Records for this task

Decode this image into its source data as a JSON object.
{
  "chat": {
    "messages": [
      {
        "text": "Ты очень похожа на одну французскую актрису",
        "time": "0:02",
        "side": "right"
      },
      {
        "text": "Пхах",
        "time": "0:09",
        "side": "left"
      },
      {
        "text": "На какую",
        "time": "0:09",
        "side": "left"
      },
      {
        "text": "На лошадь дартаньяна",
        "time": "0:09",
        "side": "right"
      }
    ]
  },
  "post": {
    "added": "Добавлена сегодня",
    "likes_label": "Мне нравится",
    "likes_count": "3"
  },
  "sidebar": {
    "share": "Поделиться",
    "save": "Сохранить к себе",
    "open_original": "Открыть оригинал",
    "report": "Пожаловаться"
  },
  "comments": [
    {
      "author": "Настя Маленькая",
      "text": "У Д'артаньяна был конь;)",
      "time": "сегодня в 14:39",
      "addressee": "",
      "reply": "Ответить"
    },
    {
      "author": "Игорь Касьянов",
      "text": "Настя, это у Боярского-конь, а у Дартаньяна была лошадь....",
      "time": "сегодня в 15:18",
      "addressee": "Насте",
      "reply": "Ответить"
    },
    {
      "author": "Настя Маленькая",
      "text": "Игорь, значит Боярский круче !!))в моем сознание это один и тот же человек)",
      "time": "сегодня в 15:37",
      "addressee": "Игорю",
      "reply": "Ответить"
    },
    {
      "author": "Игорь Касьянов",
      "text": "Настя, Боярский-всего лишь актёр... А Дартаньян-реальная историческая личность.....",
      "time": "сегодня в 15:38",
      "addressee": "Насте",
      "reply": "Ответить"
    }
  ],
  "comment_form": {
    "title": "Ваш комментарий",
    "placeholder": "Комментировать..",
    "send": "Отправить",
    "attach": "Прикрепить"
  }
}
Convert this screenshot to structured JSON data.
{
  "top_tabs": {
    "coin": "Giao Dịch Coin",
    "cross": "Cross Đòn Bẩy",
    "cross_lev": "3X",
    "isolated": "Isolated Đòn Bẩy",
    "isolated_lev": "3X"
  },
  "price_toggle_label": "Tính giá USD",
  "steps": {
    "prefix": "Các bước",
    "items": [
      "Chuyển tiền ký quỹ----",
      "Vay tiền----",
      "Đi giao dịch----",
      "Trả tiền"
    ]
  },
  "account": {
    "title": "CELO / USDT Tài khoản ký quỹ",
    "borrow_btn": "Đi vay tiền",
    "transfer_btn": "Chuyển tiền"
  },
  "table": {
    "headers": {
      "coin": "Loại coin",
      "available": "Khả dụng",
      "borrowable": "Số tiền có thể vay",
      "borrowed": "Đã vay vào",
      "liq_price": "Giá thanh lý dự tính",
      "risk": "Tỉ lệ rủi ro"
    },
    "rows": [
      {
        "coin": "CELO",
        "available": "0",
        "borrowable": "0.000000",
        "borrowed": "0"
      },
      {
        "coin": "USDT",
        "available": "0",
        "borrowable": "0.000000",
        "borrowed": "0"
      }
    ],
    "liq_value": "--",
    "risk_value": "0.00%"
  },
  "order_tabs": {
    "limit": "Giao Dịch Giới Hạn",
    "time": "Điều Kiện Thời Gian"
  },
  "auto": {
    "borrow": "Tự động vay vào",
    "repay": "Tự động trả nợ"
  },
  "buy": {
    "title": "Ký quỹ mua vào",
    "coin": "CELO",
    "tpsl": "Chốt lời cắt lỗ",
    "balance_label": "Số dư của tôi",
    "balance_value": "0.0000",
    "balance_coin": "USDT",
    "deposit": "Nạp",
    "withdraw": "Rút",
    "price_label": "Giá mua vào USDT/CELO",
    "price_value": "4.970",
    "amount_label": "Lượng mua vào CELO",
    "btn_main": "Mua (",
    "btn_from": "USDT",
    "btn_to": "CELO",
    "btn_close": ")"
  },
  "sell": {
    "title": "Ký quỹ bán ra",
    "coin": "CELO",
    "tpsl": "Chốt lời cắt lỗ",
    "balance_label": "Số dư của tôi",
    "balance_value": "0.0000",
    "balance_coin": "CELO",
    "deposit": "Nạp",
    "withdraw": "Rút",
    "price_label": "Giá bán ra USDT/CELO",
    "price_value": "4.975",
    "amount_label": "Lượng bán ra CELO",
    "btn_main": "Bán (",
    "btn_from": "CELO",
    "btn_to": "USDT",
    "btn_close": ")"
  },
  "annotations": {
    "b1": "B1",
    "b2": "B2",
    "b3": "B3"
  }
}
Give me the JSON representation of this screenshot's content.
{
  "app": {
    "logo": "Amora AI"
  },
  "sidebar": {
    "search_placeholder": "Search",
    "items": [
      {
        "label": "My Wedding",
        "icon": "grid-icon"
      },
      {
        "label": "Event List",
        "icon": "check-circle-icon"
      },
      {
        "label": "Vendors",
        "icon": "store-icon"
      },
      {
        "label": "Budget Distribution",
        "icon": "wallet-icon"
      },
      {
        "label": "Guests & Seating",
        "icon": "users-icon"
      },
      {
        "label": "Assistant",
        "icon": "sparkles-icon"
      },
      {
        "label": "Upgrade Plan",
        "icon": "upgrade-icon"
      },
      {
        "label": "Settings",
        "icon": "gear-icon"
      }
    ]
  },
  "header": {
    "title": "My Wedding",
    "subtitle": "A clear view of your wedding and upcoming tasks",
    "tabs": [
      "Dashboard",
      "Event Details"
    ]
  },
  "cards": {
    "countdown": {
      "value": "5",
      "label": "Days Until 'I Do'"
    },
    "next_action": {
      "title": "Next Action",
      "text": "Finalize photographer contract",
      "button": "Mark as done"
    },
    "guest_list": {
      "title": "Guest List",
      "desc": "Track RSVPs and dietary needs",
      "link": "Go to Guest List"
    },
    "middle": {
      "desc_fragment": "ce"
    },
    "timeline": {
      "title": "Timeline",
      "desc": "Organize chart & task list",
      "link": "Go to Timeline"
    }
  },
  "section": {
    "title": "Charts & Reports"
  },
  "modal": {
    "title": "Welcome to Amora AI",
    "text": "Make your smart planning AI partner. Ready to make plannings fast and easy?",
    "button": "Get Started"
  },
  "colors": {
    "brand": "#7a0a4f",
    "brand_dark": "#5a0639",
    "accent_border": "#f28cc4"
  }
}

The task
Restate the data above word for word, please.

Completed exercise
Decode this image into its source data as a JSON object.
{
  "chat": {
    "messages": [
      {
        "text": "Ты очень похожа на одну французскую актрису",
        "time": "0:02",
        "side": "right"
      },
      {
        "text": "Пхах",
        "time": "0:09",
        "side": "left"
      },
      {
        "text": "На какую",
        "time": "0:09",
        "side": "left"
      },
      {
        "text": "На лошадь дартаньяна",
        "time": "0:09",
        "side": "right"
      }
    ]
  },
  "post": {
    "added": "Добавлена сегодня",
    "likes_label": "Мне нравится",
    "likes_count": "3"
  },
  "sidebar": {
    "share": "Поделиться",
    "save": "Сохранить к себе",
    "open_original": "Открыть оригинал",
    "report": "Пожаловаться"
  },
  "comments": [
    {
      "author": "Настя Маленькая",
      "text": "У Д'артаньяна был конь;)",
      "time": "сегодня в 14:39",
      "addressee": "",
      "reply": "Ответить"
    },
    {
      "author": "Игорь Касьянов",
      "text": "Настя, это у Боярского-конь, а у Дартаньяна была лошадь....",
      "time": "сегодня в 15:18",
      "addressee": "Насте",
      "reply": "Ответить"
    },
    {
      "author": "Настя Маленькая",
      "text": "Игорь, значит Боярский круче !!))в моем сознание это один и тот же человек)",
      "time": "сегодня в 15:37",
      "addressee": "Игорю",
      "reply": "Ответить"
    },
    {
      "author": "Игорь Касьянов",
      "text": "Настя, Боярский-всего лишь актёр... А Дартаньян-реальная историческая личность.....",
      "time": "сегодня в 15:38",
      "addressee": "Насте",
      "reply": "Ответить"
    }
  ],
  "comment_form": {
    "title": "Ваш комментарий",
    "placeholder": "Комментировать..",
    "send": "Отправить",
    "attach": "Прикрепить"
  }
}
Convert this screenshot to structured JSON data.
{
  "top_tabs": {
    "coin": "Giao Dịch Coin",
    "cross": "Cross Đòn Bẩy",
    "cross_lev": "3X",
    "isolated": "Isolated Đòn Bẩy",
    "isolated_lev": "3X"
  },
  "price_toggle_label": "Tính giá USD",
  "steps": {
    "prefix": "Các bước",
    "items": [
      "Chuyển tiền ký quỹ----",
      "Vay tiền----",
      "Đi giao dịch----",
      "Trả tiền"
    ]
  },
  "account": {
    "title": "CELO / USDT Tài khoản ký quỹ",
    "borrow_btn": "Đi vay tiền",
    "transfer_btn": "Chuyển tiền"
  },
  "table": {
    "headers": {
      "coin": "Loại coin",
      "available": "Khả dụng",
      "borrowable": "Số tiền có thể vay",
      "borrowed": "Đã vay vào",
      "liq_price": "Giá thanh lý dự tính",
      "risk": "Tỉ lệ rủi ro"
    },
    "rows": [
      {
        "coin": "CELO",
        "available": "0",
        "borrowable": "0.000000",
        "borrowed": "0"
      },
      {
        "coin": "USDT",
        "available": "0",
        "borrowable": "0.000000",
        "borrowed": "0"
      }
    ],
    "liq_value": "--",
    "risk_value": "0.00%"
  },
  "order_tabs": {
    "limit": "Giao Dịch Giới Hạn",
    "time": "Điều Kiện Thời Gian"
  },
  "auto": {
    "borrow": "Tự động vay vào",
    "repay": "Tự động trả nợ"
  },
  "buy": {
    "title": "Ký quỹ mua vào",
    "coin": "CELO",
    "tpsl": "Chốt lời cắt lỗ",
    "balance_label": "Số dư của tôi",
    "balance_value": "0.0000",
    "balance_coin": "USDT",
    "deposit": "Nạp",
    "withdraw": "Rút",
    "price_label": "Giá mua vào USDT/CELO",
    "price_value": "4.970",
    "amount_label": "Lượng mua vào CELO",
    "btn_main": "Mua (",
    "btn_from": "USDT",
    "btn_to": "CELO",
    "btn_close": ")"
  },
  "sell": {
    "title": "Ký quỹ bán ra",
    "coin": "CELO",
    "tpsl": "Chốt lời cắt lỗ",
    "balance_label": "Số dư của tôi",
    "balance_value": "0.0000",
    "balance_coin": "CELO",
    "deposit": "Nạp",
    "withdraw": "Rút",
    "price_label": "Giá bán ra USDT/CELO",
    "price_value": "4.975",
    "amount_label": "Lượng bán ra CELO",
    "btn_main": "Bán (",
    "btn_from": "CELO",
    "btn_to": "USDT",
    "btn_close": ")"
  },
  "annotations": {
    "b1": "B1",
    "b2": "B2",
    "b3": "B3"
  }
}
Give me the JSON representation of this screenshot's content.
{
  "app": {
    "logo": "Amora AI"
  },
  "sidebar": {
    "search_placeholder": "Search",
    "items": [
      {
        "label": "My Wedding",
        "icon": "grid-icon"
      },
      {
        "label": "Event List",
        "icon": "check-circle-icon"
      },
      {
        "label": "Vendors",
        "icon": "store-icon"
      },
      {
        "label": "Budget Distribution",
        "icon": "wallet-icon"
      },
      {
        "label": "Guests & Seating",
        "icon": "users-icon"
      },
      {
        "label": "Assistant",
        "icon": "sparkles-icon"
      },
      {
        "label": "Upgrade Plan",
        "icon": "upgrade-icon"
      },
      {
        "label": "Settings",
        "icon": "gear-icon"
      }
    ]
  },
  "header": {
    "title": "My Wedding",
    "subtitle": "A clear view of your wedding and upcoming tasks",
    "tabs": [
      "Dashboard",
      "Event Details"
    ]
  },
  "cards": {
    "countdown": {
      "value": "5",
      "label": "Days Until 'I Do'"
    },
    "next_action": {
      "title": "Next Action",
      "text": "Finalize photographer contract",
      "button": "Mark as done"
    },
    "guest_list": {
      "title": "Guest List",
      "desc": "Track RSVPs and dietary needs",
      "link": "Go to Guest List"
    },
    "middle": {
      "desc_fragment": "ce"
    },
    "timeline": {
      "title": "Timeline",
      "desc": "Organize chart & task list",
      "link": "Go to Timeline"
    }
  },
  "section": {
    "title": "Charts & Reports"
  },
  "modal": {
    "title": "Welcome to Amora AI",
    "text": "Make your smart planning AI partner. Ready to make plannings fast and easy?",
    "button": "Get Started"
  },
  "colors": {
    "brand": "#7a0a4f",
    "brand_dark": "#5a0639",
    "accent_border": "#f28cc4"
  }
}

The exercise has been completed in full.